## Set problem
Send back the records in full, character for character.
..............................
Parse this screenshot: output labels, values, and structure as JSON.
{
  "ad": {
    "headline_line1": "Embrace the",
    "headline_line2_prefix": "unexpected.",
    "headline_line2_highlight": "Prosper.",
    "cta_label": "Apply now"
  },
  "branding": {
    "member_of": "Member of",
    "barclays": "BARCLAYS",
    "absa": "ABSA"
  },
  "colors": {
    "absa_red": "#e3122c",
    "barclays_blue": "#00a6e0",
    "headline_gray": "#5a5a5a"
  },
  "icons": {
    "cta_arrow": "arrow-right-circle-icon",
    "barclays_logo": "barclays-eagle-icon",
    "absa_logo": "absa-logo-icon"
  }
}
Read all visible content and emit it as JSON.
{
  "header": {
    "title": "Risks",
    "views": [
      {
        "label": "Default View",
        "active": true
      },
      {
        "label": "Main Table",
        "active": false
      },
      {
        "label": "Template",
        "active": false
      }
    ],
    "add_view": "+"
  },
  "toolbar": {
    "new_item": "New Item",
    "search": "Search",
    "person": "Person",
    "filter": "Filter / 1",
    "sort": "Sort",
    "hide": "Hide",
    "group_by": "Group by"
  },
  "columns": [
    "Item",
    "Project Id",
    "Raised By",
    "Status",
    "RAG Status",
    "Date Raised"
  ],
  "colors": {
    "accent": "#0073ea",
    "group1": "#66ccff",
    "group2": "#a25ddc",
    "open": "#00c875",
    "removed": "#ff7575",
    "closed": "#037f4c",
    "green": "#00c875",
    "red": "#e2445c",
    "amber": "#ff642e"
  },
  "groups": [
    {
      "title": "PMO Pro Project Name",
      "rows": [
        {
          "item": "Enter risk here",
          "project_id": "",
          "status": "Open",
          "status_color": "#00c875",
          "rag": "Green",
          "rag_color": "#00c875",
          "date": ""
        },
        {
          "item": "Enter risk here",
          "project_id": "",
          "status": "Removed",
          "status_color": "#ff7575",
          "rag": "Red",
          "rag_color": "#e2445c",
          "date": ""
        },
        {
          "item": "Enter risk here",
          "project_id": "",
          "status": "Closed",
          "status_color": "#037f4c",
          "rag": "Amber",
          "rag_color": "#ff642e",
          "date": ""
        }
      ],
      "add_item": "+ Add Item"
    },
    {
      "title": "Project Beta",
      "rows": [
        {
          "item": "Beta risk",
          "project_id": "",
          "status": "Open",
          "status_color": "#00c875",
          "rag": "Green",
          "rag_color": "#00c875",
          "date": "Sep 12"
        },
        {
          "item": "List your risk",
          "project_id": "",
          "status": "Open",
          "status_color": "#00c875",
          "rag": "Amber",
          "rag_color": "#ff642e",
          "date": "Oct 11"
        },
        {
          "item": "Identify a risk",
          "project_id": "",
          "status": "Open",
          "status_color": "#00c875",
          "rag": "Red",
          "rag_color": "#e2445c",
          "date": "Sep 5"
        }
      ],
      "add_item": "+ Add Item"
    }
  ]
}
..............................
## Answer for this exercise
Parse this screenshot: output labels, values, and structure as JSON.
{
  "ad": {
    "headline_line1": "Embrace the",
    "headline_line2_prefix": "unexpected.",
    "headline_line2_highlight": "Prosper.",
    "cta_label": "Apply now"
  },
  "branding": {
    "member_of": "Member of",
    "barclays": "BARCLAYS",
    "absa": "ABSA"
  },
  "colors": {
    "absa_red": "#e3122c",
    "barclays_blue": "#00a6e0",
    "headline_gray": "#5a5a5a"
  },
  "icons": {
    "cta_arrow": "arrow-right-circle-icon",
    "barclays_logo": "barclays-eagle-icon",
    "absa_logo": "absa-logo-icon"
  }
}
Read all visible content and emit it as JSON.
{
  "header": {
    "title": "Risks",
    "views": [
      {
        "label": "Default View",
        "active": true
      },
      {
        "label": "Main Table",
        "active": false
      },
      {
        "label": "Template",
        "active": false
      }
    ],
    "add_view": "+"
  },
  "toolbar": {
    "new_item": "New Item",
    "search": "Search",
    "person": "Person",
    "filter": "Filter / 1",
    "sort": "Sort",
    "hide": "Hide",
    "group_by": "Group by"
  },
  "columns": [
    "Item",
    "Project Id",
    "Raised By",
    "Status",
    "RAG Status",
    "Date Raised"
  ],
  "colors": {
    "accent": "#0073ea",
    "group1": "#66ccff",
    "group2": "#a25ddc",
    "open": "#00c875",
    "removed": "#ff7575",
    "closed": "#037f4c",
    "green": "#00c875",
    "red": "#e2445c",
    "amber": "#ff642e"
  },
  "groups": [
    {
      "title": "PMO Pro Project Name",
      "rows": [
        {
          "item": "Enter risk here",
          "project_id": "",
          "status": "Open",
          "status_color": "#00c875",
          "rag": "Green",
          "rag_color": "#00c875",
          "date": ""
        },
        {
          "item": "Enter risk here",
          "project_id": "",
          "status": "Removed",
          "status_color": "#ff7575",
          "rag": "Red",
          "rag_color": "#e2445c",
          "date": ""
        },
        {
          "item": "Enter risk here",
          "project_id": "",
          "status": "Closed",
          "status_color": "#037f4c",
          "rag": "Amber",
          "rag_color": "#ff642e",
          "date": ""
        }
      ],
      "add_item": "+ Add Item"
    },
    {
      "title": "Project Beta",
      "rows": [
        {
          "item": "Beta risk",
          "project_id": "",
          "status": "Open",
          "status_color": "#00c875",
          "rag": "Green",
          "rag_color": "#00c875",
          "date": "Sep 12"
        },
        {
          "item": "List your risk",
          "project_id": "",
          "status": "Open",
          "status_color": "#00c875",
          "rag": "Amber",
          "rag_color": "#ff642e",
          "date": "Oct 11"
        },
        {
          "item": "Identify a risk",
          "project_id": "",
          "status": "Open",
          "status_color": "#00c875",
          "rag": "Red",
          "rag_color": "#e2445c",
          "date": "Sep 5"
        }
      ],
      "add_item": "+ Add Item"
    }
  ]
}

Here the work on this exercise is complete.